Starting with the line that contains "- more-button[interactable]: Еще" and going on through the line that contains "- cell-action: Согласование: Согласовать: [33, 165, 105, 171]", rename "cell-term" to "term-cell" and write out only those lines, keeping everything else in them unchanged.

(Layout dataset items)
##############################
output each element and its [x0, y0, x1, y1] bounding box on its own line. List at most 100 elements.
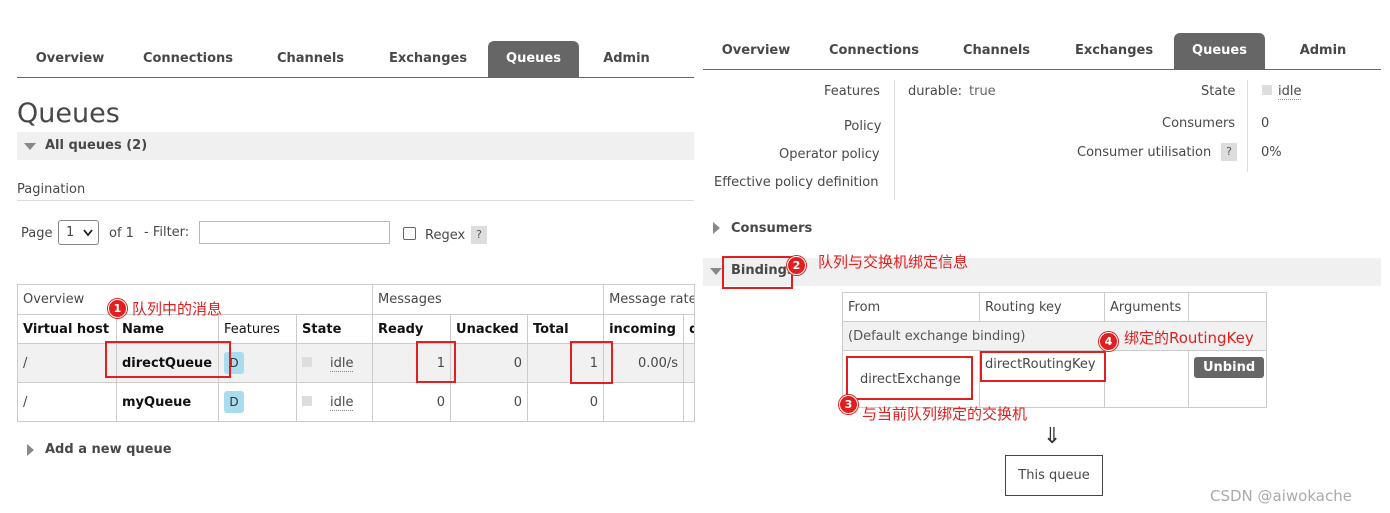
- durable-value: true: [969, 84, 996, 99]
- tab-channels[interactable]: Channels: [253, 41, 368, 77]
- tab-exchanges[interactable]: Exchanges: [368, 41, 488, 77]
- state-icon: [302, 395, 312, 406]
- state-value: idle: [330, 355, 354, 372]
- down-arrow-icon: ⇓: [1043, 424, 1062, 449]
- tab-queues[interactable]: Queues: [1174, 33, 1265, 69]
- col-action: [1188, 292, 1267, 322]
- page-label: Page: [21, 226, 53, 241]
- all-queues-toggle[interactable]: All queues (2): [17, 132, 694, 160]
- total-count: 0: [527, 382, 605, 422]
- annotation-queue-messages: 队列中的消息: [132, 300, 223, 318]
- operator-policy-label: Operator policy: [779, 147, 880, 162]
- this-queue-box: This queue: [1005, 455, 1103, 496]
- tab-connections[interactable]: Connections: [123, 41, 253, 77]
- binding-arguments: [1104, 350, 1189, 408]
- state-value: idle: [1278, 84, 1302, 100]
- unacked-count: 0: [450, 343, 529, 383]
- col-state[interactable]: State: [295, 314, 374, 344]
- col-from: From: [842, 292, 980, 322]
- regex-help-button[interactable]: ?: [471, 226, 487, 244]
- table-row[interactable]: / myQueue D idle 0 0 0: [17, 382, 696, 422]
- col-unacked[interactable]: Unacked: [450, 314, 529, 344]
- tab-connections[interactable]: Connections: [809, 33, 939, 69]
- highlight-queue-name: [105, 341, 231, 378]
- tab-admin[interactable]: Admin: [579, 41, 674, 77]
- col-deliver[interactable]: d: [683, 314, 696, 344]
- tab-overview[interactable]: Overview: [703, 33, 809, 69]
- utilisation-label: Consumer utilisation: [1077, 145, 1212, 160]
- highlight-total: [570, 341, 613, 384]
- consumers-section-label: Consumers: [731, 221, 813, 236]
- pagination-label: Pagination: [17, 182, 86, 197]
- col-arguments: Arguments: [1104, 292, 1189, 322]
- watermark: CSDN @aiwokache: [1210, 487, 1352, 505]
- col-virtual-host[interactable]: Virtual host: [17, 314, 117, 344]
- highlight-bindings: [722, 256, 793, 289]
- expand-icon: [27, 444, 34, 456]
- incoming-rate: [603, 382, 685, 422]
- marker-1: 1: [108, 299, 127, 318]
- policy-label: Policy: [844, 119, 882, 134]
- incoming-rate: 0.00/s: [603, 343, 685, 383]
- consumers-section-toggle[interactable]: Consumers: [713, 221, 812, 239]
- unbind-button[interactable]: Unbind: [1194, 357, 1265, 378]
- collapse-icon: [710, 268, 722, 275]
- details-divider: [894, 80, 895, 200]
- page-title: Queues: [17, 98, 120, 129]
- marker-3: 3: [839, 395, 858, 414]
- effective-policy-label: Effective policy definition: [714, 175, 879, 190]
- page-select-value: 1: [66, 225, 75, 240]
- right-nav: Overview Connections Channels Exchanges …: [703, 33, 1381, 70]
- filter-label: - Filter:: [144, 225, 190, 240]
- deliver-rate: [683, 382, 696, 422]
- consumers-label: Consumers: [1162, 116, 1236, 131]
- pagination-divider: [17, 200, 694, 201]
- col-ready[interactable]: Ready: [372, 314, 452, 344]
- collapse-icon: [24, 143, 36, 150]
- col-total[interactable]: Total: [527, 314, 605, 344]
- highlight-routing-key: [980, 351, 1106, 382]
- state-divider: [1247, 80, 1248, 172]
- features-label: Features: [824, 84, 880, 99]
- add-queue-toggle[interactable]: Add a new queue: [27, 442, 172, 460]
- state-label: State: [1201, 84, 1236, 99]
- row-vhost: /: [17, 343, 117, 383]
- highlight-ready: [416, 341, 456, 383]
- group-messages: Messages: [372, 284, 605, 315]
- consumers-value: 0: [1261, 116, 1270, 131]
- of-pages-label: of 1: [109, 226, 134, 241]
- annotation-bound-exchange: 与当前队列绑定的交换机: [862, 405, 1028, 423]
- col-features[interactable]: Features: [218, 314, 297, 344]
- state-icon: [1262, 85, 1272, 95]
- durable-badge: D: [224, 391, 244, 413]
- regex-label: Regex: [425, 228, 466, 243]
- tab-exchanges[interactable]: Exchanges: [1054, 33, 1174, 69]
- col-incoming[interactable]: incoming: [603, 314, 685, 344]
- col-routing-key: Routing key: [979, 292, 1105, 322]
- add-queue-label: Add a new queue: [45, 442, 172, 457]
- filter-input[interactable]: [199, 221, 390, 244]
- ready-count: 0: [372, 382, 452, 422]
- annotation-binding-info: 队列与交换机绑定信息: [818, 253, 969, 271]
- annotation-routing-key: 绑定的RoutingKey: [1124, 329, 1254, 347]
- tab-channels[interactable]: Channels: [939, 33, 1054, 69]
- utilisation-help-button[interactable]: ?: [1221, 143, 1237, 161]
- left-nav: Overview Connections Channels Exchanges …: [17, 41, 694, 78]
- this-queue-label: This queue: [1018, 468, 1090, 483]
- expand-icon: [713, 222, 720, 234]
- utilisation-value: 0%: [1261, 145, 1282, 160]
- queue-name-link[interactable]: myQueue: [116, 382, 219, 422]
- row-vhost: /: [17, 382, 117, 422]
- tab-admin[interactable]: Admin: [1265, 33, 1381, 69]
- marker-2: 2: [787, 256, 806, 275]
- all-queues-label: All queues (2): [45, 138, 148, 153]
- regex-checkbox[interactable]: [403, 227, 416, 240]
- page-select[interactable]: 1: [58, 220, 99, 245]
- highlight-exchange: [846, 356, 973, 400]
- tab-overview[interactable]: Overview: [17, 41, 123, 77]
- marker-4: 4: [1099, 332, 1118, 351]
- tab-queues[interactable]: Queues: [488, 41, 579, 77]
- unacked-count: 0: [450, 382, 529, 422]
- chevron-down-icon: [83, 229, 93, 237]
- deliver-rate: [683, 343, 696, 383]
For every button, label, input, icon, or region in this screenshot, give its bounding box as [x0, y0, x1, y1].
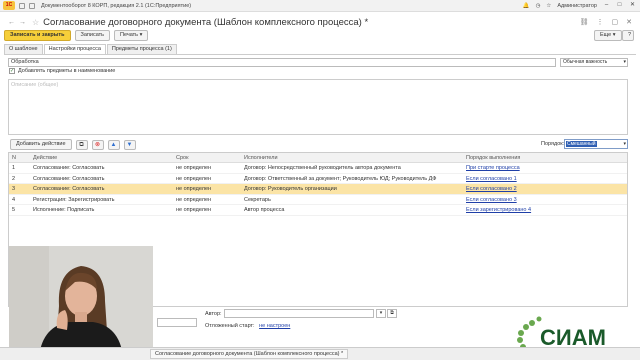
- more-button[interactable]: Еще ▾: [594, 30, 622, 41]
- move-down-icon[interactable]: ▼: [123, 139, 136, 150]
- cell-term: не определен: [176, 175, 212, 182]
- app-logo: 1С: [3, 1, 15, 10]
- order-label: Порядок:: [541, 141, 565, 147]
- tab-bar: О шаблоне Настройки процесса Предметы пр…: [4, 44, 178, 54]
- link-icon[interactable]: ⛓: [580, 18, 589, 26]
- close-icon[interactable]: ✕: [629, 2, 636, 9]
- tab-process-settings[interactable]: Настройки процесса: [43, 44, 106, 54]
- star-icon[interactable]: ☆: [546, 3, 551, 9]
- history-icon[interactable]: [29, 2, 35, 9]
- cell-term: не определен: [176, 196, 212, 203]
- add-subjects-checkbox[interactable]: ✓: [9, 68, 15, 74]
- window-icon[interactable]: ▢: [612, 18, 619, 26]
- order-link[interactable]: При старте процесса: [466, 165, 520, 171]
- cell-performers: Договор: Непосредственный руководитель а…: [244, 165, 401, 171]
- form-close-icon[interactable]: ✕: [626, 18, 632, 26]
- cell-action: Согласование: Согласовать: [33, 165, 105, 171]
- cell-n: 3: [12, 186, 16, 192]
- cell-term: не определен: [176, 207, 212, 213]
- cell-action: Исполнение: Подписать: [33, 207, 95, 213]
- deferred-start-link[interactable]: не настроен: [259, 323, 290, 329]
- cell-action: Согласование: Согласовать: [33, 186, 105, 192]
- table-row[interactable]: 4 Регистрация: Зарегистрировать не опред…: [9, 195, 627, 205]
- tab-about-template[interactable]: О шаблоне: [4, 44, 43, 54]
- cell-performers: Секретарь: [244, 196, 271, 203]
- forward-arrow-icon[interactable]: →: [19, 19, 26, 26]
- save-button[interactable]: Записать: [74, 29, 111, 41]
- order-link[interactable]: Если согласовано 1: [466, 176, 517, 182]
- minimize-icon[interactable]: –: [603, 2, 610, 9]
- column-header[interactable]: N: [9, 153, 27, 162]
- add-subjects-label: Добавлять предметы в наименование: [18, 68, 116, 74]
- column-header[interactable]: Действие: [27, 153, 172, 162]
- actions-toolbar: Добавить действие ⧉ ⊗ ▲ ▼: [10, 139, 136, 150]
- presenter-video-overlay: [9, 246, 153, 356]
##############################
[Output]
- more-button[interactable]: Еще ▾: [594, 30, 622, 41]
- move-down-icon[interactable]: ▼: [123, 139, 136, 150]
- term-cell: не определен: [176, 175, 212, 182]
- app-logo: 1С: [3, 1, 15, 10]
- order-label: Порядок:: [541, 141, 565, 147]
- tab-bar: О шаблоне Настройки процесса Предметы пр…: [4, 44, 178, 54]
- link-icon[interactable]: ⛓: [580, 18, 589, 26]
- close-icon[interactable]: ✕: [629, 2, 636, 9]
- tab-process-settings[interactable]: Настройки процесса: [43, 44, 106, 54]
- star-icon[interactable]: ☆: [546, 3, 551, 9]
- history-icon[interactable]: [29, 2, 35, 9]
- term-cell: не определен: [176, 196, 212, 203]
- add-subjects-checkbox[interactable]: ✓: [9, 68, 15, 74]
- window-icon[interactable]: ▢: [612, 18, 619, 26]
- order-link[interactable]: При старте процесса: [466, 165, 520, 171]
- cell-performers: Договор: Непосредственный руководитель а…: [244, 165, 401, 171]
- form-close-icon[interactable]: ✕: [626, 18, 632, 26]
- cell-action: Согласование: Согласовать: [33, 165, 105, 171]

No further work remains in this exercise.